:: Raw records ::

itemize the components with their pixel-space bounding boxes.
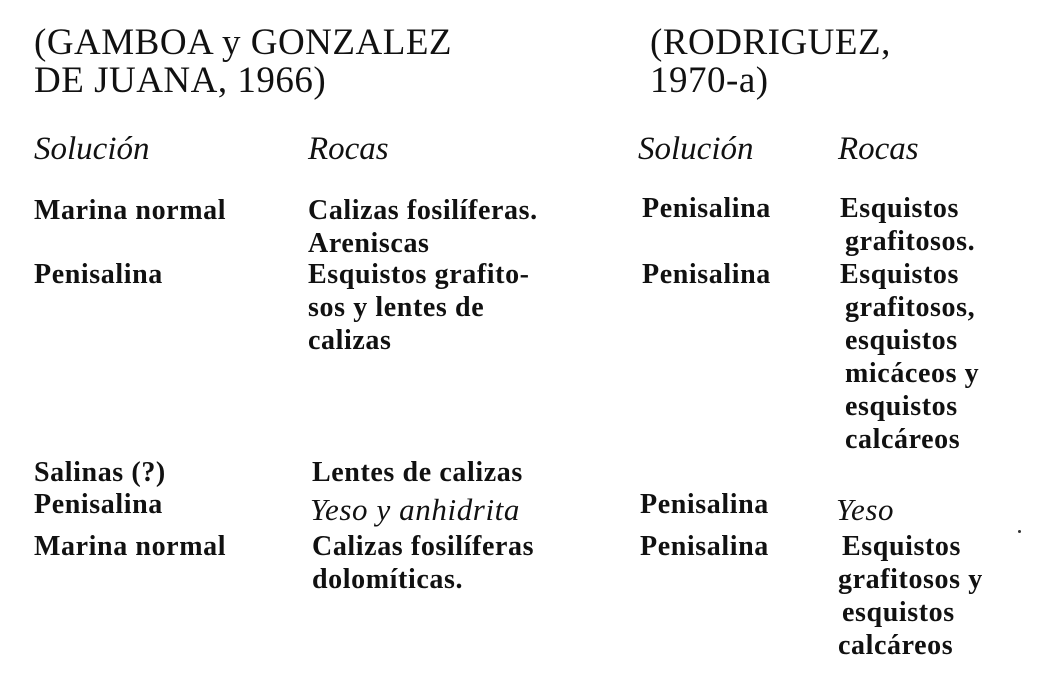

:::
:: Raw records ::

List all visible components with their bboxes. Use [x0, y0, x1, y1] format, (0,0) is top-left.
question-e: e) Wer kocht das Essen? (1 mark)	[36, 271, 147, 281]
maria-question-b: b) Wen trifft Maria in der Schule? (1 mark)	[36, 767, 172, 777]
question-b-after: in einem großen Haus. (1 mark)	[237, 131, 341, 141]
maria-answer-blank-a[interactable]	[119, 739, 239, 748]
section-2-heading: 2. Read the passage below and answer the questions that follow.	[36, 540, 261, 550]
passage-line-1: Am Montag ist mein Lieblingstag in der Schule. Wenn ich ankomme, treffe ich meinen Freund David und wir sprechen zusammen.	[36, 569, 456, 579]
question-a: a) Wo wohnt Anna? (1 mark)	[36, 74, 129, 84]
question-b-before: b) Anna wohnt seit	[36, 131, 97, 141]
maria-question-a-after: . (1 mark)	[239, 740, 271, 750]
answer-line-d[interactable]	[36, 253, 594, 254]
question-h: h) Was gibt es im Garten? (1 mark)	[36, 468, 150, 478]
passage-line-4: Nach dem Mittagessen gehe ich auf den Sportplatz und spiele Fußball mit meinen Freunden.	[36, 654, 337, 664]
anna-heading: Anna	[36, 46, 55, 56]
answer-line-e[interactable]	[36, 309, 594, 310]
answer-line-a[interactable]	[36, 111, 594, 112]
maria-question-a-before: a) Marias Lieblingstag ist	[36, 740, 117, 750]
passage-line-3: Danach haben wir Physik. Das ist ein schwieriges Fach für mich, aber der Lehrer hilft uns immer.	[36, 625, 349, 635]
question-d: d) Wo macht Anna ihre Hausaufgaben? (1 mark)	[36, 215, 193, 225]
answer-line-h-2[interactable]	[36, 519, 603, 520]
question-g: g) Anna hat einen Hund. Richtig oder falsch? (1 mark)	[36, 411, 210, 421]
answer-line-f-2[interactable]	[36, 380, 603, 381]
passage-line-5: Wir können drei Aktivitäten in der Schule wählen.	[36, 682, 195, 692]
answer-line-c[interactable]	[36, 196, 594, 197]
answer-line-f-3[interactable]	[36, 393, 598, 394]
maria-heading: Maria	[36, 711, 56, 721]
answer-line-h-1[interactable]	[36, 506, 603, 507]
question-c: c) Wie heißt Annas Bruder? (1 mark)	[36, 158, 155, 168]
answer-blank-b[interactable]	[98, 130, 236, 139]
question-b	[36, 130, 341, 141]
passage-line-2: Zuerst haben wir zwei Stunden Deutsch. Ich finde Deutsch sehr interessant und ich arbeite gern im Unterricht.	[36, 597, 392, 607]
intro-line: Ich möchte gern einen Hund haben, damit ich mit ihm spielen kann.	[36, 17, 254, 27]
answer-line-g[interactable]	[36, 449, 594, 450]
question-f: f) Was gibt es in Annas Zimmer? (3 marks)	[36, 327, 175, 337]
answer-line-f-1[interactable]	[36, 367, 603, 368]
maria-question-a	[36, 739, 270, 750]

:::

▸ Aim of the exercise
Rewrite the data from the line containing "List all visible" down through the line containing "maria-question-a-before: a) Marias", substituting "Schulhof" for "Sportplatz" and leaving everything else unchanged.

▸ Finished task
List all visible components with their bboxes. Use [x0, y0, x1, y1] format, (0,0) is top-left.
question-e: e) Wer kocht das Essen? (1 mark)	[36, 271, 147, 281]
maria-question-b: b) Wen trifft Maria in der Schule? (1 mark)	[36, 767, 172, 777]
question-b-after: in einem großen Haus. (1 mark)	[237, 131, 341, 141]
maria-answer-blank-a[interactable]	[119, 739, 239, 748]
section-2-heading: 2. Read the passage below and answer the questions that follow.	[36, 540, 261, 550]
passage-line-1: Am Montag ist mein Lieblingstag in der Schule. Wenn ich ankomme, treffe ich meinen Freund David und wir sprechen zusammen.	[36, 569, 456, 579]
question-a: a) Wo wohnt Anna? (1 mark)	[36, 74, 129, 84]
question-b-before: b) Anna wohnt seit	[36, 131, 97, 141]
maria-question-a-after: . (1 mark)	[239, 740, 271, 750]
answer-line-d[interactable]	[36, 253, 594, 254]
question-h: h) Was gibt es im Garten? (1 mark)	[36, 468, 150, 478]
passage-line-4: Nach dem Mittagessen gehe ich auf den Schulhof und spiele Fußball mit meinen Freunden.	[36, 654, 337, 664]
anna-heading: Anna	[36, 46, 55, 56]
answer-line-e[interactable]	[36, 309, 594, 310]
answer-line-a[interactable]	[36, 111, 594, 112]
maria-question-a-before: a) Marias Lieblingstag ist	[36, 740, 117, 750]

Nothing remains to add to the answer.